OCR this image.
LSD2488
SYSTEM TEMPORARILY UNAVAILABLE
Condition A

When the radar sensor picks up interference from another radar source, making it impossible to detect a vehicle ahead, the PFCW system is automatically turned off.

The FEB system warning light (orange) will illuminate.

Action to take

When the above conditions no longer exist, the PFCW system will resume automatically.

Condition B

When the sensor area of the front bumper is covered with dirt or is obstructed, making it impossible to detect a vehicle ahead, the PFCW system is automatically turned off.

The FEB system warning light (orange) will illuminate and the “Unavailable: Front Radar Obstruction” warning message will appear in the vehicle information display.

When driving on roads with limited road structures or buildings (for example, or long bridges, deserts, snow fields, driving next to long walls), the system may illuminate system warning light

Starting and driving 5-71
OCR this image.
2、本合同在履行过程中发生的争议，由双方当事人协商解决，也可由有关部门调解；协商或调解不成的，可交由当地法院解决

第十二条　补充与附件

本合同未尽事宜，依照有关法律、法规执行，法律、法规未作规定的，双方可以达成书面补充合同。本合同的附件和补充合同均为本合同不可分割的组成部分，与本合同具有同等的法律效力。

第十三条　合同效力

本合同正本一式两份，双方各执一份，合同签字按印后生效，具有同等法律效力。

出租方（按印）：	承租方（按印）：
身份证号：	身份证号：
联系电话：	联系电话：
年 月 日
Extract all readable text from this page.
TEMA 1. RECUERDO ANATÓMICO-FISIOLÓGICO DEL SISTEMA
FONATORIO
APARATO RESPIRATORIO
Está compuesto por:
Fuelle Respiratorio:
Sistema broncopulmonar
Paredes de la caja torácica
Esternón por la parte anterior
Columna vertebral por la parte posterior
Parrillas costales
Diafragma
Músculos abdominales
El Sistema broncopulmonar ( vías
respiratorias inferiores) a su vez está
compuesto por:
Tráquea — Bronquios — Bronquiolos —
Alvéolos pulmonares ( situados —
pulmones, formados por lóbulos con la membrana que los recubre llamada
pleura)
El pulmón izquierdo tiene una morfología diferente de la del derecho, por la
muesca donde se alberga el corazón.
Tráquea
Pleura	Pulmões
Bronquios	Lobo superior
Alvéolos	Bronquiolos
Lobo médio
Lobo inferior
=====
Aim of the exercise: Reproduce the whole listing word for word.

Result of this task:
OCR this image.
LSD2488
SYSTEM TEMPORARILY UNAVAILABLE
Condition A

When the radar sensor picks up interference from another radar source, making it impossible to detect a vehicle ahead, the PFCW system is automatically turned off.

The FEB system warning light (orange) will illuminate.

Action to take

When the above conditions no longer exist, the PFCW system will resume automatically.

Condition B

When the sensor area of the front bumper is covered with dirt or is obstructed, making it impossible to detect a vehicle ahead, the PFCW system is automatically turned off.

The FEB system warning light (orange) will illuminate and the “Unavailable: Front Radar Obstruction” warning message will appear in the vehicle information display.

When driving on roads with limited road structures or buildings (for example, or long bridges, deserts, snow fields, driving next to long walls), the system may illuminate system warning light

Starting and driving 5-71
OCR this image.
2、本合同在履行过程中发生的争议，由双方当事人协商解决，也可由有关部门调解；协商或调解不成的，可交由当地法院解决

第十二条　补充与附件

本合同未尽事宜，依照有关法律、法规执行，法律、法规未作规定的，双方可以达成书面补充合同。本合同的附件和补充合同均为本合同不可分割的组成部分，与本合同具有同等的法律效力。

第十三条　合同效力

本合同正本一式两份，双方各执一份，合同签字按印后生效，具有同等法律效力。

出租方（按印）：	承租方（按印）：
身份证号：	身份证号：
联系电话：	联系电话：
年 月 日
Extract all readable text from this page.
TEMA 1. RECUERDO ANATÓMICO-FISIOLÓGICO DEL SISTEMA
FONATORIO
APARATO RESPIRATORIO
Está compuesto por:
Fuelle Respiratorio:
Sistema broncopulmonar
Paredes de la caja torácica
Esternón por la parte anterior
Columna vertebral por la parte posterior
Parrillas costales
Diafragma
Músculos abdominales
El Sistema broncopulmonar ( vías
respiratorias inferiores) a su vez está
compuesto por:
Tráquea — Bronquios — Bronquiolos —
Alvéolos pulmonares ( situados —
pulmones, formados por lóbulos con la membrana que los recubre llamada
pleura)
El pulmón izquierdo tiene una morfología diferente de la del derecho, por la
muesca donde se alberga el corazón.
Tráquea
Pleura	Pulmões
Bronquios	Lobo superior
Alvéolos	Bronquiolos
Lobo médio
Lobo inferior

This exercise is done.